Stated exercise:
Without including any pictures, copy each entry below exactly.

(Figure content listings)
==================================================

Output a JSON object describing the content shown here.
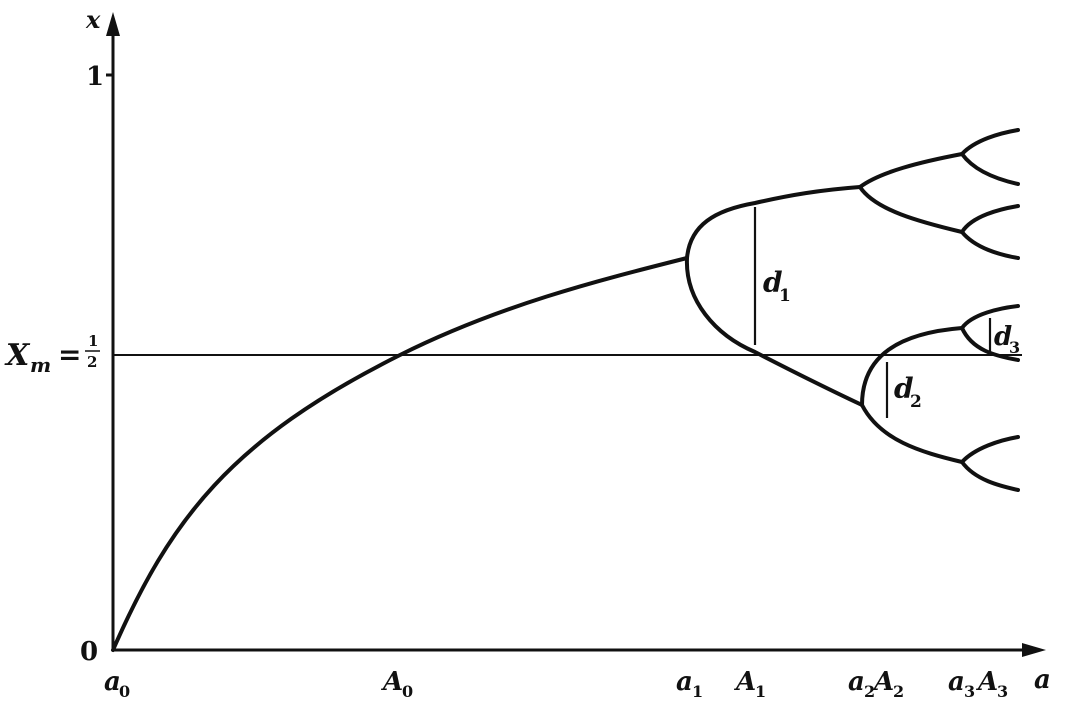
{
  "axes": {
    "y_label": "x",
    "x_label": "a",
    "y_tick_one": "1",
    "y_tick_zero": "0",
    "xm_label": "X",
    "xm_sub": "m",
    "xm_eq": "=",
    "xm_num": "1",
    "xm_den": "2"
  },
  "x_ticks": [
    {
      "base": "a",
      "sub": "0"
    },
    {
      "base": "A",
      "sub": "0"
    },
    {
      "base": "a",
      "sub": "1"
    },
    {
      "base": "A",
      "sub": "1"
    },
    {
      "base": "a",
      "sub": "2"
    },
    {
      "base": "A",
      "sub": "2"
    },
    {
      "base": "a",
      "sub": "3"
    },
    {
      "base": "A",
      "sub": "3"
    }
  ],
  "distances": [
    {
      "base": "d",
      "sub": "1"
    },
    {
      "base": "d",
      "sub": "2"
    },
    {
      "base": "d",
      "sub": "3"
    }
  ]
}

==================================================

Worked answer:
Output a JSON object describing the content shown here.
{
  "axes": {
    "y_label": "x",
    "x_label": "a",
    "y_tick_one": "1",
    "y_tick_zero": "0",
    "xm_label": "X",
    "xm_sub": "m",
    "xm_eq": "=",
    "xm_num": "1",
    "xm_den": "2"
  },
  "x_ticks": [
    {
      "base": "a",
      "sub": "0"
    },
    {
      "base": "A",
      "sub": "0"
    },
    {
      "base": "a",
      "sub": "1"
    },
    {
      "base": "A",
      "sub": "1"
    },
    {
      "base": "a",
      "sub": "2"
    },
    {
      "base": "A",
      "sub": "2"
    },
    {
      "base": "a",
      "sub": "3"
    },
    {
      "base": "A",
      "sub": "3"
    }
  ],
  "distances": [
    {
      "base": "d",
      "sub": "1"
    },
    {
      "base": "d",
      "sub": "2"
    },
    {
      "base": "d",
      "sub": "3"
    }
  ]
}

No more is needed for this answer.